▶ **Task details**
Below are the records. Gather each line that holds "蛙の千匹連".

— START Source material —

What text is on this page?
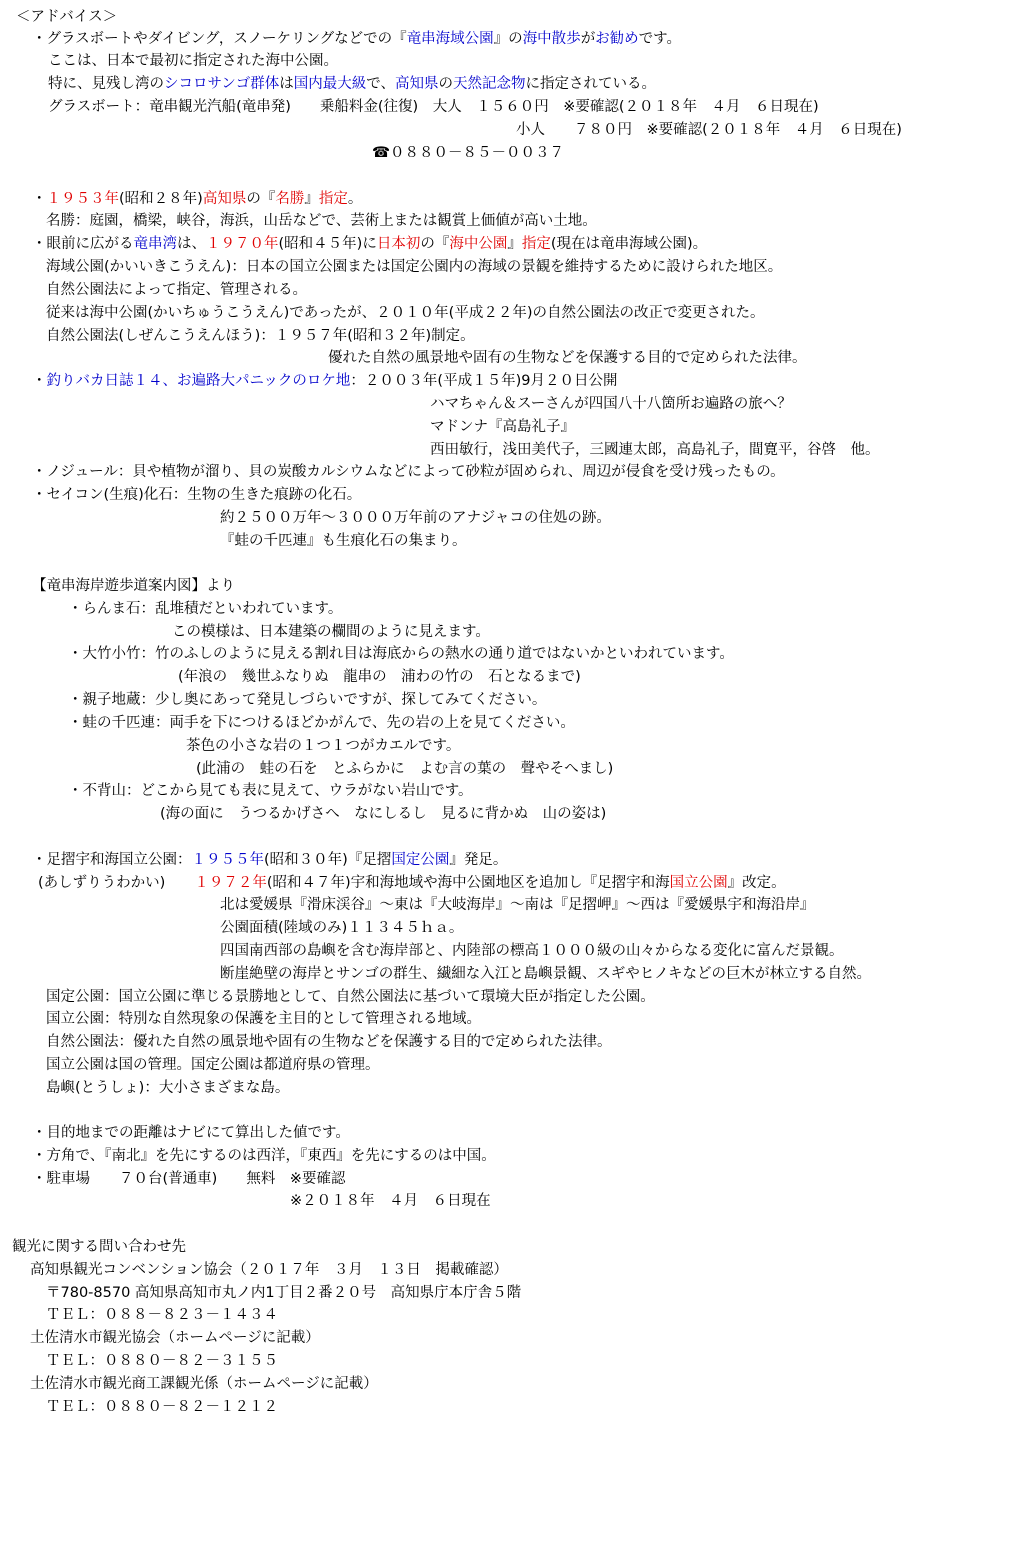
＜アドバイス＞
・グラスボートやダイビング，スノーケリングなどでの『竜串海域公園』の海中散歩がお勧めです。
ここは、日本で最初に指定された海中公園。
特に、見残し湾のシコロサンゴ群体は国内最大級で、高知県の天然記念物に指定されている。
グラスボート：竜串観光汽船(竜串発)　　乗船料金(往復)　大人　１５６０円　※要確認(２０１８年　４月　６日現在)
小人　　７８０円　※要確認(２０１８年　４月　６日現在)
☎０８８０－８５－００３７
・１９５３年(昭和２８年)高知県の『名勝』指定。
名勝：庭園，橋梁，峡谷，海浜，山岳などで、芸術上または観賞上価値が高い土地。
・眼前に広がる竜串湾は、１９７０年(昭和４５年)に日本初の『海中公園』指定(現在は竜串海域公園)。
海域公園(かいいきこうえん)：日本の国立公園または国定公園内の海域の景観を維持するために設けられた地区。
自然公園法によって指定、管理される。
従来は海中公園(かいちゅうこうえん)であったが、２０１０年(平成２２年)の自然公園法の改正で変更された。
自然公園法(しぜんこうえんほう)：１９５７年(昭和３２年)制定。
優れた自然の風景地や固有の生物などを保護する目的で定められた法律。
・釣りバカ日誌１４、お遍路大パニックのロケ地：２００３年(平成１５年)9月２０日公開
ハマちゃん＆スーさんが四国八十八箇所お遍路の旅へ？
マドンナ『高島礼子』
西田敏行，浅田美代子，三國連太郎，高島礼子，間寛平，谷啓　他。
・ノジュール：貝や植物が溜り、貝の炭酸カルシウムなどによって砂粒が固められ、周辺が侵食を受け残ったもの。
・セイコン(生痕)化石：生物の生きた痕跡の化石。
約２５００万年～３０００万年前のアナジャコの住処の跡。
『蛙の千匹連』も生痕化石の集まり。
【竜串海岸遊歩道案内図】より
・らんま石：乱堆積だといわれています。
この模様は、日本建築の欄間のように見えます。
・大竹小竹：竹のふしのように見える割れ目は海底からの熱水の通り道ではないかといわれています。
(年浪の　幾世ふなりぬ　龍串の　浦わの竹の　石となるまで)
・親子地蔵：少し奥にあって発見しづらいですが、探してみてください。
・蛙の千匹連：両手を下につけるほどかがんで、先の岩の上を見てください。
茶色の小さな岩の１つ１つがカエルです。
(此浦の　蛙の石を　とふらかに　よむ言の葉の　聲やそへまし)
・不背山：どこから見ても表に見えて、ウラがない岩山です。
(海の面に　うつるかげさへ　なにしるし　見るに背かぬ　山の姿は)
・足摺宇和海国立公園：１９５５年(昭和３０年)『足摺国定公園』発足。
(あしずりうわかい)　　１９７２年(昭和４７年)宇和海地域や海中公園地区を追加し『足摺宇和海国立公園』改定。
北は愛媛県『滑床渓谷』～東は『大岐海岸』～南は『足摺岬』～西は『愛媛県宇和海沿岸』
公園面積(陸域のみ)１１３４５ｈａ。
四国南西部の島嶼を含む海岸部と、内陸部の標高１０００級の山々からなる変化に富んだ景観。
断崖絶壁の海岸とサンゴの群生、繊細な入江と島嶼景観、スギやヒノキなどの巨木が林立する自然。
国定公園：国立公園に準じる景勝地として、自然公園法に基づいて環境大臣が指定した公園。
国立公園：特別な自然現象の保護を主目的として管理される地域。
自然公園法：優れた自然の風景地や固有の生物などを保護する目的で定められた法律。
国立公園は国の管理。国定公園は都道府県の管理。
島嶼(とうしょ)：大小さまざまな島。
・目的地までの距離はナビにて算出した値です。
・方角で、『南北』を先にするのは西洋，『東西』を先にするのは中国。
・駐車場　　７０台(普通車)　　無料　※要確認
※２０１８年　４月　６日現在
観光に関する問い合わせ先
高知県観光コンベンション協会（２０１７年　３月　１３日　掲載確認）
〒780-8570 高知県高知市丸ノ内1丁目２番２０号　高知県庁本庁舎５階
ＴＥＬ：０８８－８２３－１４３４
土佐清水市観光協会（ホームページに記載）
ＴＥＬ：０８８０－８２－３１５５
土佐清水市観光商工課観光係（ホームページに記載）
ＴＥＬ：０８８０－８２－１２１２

— END Source material —

▶ **The reply**
『蛙の千匹連』も生痕化石の集まり。
・蛙の千匹連：両手を下につけるほどかがんで、先の岩の上を見てください。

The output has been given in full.